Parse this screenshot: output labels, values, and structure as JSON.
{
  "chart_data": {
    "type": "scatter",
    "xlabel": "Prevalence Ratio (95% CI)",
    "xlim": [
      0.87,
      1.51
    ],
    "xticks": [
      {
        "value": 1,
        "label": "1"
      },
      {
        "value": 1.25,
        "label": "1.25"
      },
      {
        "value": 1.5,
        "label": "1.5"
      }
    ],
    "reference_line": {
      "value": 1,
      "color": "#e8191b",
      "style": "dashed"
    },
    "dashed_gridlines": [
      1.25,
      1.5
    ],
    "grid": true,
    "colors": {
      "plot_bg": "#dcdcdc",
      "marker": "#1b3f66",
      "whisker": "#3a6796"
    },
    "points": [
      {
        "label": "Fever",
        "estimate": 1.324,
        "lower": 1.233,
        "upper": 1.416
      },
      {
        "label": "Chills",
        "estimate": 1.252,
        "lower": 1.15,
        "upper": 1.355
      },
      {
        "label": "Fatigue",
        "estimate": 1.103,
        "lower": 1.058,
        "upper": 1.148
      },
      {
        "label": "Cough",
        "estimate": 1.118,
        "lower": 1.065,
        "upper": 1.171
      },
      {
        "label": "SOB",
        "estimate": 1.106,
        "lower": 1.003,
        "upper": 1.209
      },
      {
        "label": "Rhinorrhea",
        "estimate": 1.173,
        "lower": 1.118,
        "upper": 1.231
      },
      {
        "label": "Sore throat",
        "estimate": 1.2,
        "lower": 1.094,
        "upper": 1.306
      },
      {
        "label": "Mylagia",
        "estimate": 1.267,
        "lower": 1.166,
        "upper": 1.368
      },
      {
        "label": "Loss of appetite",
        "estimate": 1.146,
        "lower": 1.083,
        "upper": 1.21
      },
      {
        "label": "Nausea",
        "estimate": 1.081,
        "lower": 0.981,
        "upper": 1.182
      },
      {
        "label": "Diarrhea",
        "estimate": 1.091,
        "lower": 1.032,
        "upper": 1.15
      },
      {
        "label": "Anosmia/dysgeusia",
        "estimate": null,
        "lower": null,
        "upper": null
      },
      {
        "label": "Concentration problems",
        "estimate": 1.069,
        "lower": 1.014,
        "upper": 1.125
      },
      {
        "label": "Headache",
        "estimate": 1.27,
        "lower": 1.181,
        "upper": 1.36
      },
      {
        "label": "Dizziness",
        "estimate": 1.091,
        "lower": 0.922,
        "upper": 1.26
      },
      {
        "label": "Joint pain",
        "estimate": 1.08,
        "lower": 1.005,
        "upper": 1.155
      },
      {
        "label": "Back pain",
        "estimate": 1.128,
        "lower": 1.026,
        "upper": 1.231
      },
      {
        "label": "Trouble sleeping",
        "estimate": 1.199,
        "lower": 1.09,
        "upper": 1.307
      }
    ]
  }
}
━━━━━━━━━━━━━━━━━━━━
▸ WHAT YOU NEED TO DO
How many lines in the records above hold the word "null"? Give only the number.

▸ WRITTEN SOLUTION
3